Items listed in a dataset

- - -

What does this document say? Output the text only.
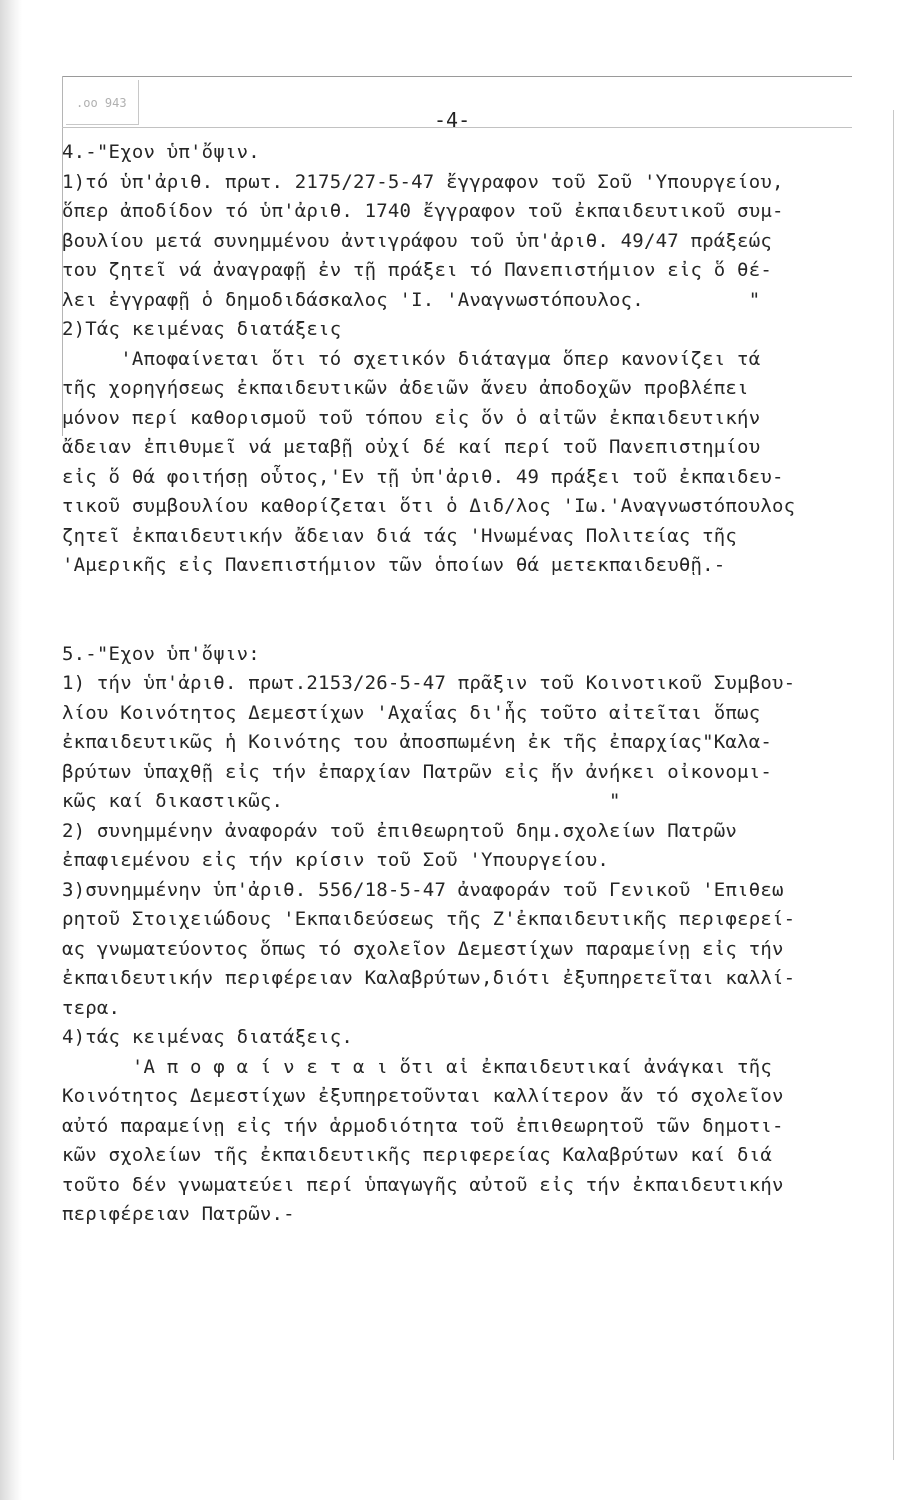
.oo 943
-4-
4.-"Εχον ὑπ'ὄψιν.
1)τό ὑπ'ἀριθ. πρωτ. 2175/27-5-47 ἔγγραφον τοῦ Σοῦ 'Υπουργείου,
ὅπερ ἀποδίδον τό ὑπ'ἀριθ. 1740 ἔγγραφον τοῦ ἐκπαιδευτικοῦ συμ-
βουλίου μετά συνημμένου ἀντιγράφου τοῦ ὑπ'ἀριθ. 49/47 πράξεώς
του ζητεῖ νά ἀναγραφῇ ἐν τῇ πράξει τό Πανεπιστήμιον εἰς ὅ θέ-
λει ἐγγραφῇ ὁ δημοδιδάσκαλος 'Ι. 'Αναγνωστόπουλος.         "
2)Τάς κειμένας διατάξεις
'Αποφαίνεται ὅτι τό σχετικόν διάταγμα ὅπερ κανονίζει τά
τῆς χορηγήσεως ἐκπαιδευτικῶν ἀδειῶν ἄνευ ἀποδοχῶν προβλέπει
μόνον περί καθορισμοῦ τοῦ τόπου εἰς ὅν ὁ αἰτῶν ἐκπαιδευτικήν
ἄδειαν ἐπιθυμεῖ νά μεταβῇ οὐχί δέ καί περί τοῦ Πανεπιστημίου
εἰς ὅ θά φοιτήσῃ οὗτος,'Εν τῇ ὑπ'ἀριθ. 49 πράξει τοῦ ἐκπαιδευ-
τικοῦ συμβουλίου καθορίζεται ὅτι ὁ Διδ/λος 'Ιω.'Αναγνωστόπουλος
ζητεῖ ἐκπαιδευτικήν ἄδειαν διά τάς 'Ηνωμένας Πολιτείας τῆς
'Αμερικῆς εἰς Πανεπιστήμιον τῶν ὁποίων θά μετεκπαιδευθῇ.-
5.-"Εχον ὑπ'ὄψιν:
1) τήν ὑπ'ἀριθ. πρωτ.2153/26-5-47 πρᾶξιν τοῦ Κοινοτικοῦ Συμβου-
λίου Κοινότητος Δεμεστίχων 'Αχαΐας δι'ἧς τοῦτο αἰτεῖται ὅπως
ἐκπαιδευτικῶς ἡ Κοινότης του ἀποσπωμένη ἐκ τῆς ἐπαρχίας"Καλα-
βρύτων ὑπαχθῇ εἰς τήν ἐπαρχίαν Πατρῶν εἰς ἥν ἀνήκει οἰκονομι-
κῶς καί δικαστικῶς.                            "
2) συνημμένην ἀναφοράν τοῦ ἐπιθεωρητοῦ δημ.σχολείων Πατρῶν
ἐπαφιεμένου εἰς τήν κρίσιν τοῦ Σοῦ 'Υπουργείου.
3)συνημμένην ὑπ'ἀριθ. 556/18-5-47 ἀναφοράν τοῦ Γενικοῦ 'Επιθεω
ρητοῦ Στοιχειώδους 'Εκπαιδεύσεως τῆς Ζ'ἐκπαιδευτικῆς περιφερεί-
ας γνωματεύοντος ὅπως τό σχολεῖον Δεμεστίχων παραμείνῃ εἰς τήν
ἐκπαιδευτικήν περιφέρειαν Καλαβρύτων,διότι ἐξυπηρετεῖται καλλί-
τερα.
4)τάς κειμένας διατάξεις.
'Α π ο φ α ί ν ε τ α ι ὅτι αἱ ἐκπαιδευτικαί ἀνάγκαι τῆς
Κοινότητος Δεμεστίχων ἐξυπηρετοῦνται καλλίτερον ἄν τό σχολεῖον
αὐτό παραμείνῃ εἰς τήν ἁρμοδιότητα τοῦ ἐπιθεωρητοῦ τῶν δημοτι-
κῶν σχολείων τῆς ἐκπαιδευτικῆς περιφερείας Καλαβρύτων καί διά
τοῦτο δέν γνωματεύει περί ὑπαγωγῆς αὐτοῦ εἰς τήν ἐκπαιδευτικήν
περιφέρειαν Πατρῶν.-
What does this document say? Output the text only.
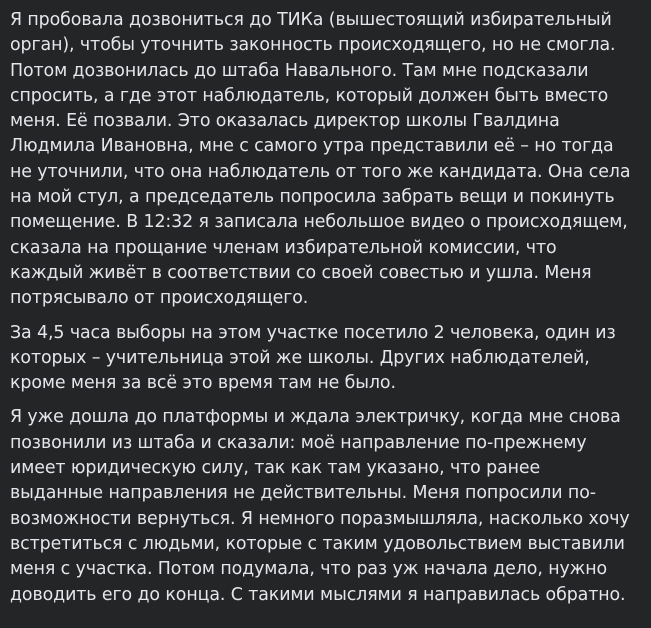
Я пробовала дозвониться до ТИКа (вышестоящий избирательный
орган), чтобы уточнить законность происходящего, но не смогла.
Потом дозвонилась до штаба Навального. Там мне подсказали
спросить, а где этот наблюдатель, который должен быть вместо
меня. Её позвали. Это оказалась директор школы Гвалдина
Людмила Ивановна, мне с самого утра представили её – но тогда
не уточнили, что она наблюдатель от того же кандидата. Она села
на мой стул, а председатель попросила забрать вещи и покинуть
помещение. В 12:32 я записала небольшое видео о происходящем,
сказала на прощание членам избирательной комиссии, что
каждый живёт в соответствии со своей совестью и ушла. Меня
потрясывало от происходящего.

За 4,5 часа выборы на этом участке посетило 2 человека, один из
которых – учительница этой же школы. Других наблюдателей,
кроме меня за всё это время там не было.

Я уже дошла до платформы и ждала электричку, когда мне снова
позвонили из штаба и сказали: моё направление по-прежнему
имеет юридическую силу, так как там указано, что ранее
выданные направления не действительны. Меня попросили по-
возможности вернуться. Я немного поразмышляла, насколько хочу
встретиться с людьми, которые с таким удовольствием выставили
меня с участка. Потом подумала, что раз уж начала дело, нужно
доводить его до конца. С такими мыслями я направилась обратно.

- - -

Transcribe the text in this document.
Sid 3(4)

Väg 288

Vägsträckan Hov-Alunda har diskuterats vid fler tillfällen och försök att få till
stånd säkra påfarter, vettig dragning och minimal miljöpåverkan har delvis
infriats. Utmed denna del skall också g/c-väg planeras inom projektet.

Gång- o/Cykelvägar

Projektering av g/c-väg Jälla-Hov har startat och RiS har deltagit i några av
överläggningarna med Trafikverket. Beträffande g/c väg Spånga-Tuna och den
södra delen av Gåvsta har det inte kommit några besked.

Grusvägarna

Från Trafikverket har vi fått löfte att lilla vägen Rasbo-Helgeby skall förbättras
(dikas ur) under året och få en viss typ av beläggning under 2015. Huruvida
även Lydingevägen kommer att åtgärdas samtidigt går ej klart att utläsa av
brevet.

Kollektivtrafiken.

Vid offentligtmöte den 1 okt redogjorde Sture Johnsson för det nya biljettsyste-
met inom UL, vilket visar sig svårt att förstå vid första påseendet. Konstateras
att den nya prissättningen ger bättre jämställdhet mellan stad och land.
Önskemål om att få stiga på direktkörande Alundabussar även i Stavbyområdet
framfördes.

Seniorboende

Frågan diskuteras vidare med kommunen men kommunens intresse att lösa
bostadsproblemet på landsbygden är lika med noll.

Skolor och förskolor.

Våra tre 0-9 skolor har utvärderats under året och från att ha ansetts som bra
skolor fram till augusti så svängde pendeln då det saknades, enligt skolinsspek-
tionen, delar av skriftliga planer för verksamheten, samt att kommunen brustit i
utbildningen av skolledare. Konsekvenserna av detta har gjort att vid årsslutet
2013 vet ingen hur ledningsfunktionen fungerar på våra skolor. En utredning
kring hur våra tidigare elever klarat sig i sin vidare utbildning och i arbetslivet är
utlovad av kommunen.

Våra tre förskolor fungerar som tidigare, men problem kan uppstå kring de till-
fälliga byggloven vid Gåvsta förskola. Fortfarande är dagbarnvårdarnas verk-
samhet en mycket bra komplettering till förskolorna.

- - -

◆ EXERCISE GOAL ◆
Filter the listing for the word "ἀναφοράν" and copy every line that holds it.

◆ ANSWER TO THE TASK ◆
2) συνημμένην ἀναφοράν τοῦ ἐπιθεωρητοῦ δημ.σχολείων Πατρῶν
3)συνημμένην ὑπ'ἀριθ. 556/18-5-47 ἀναφοράν τοῦ Γενικοῦ 'Επιθεω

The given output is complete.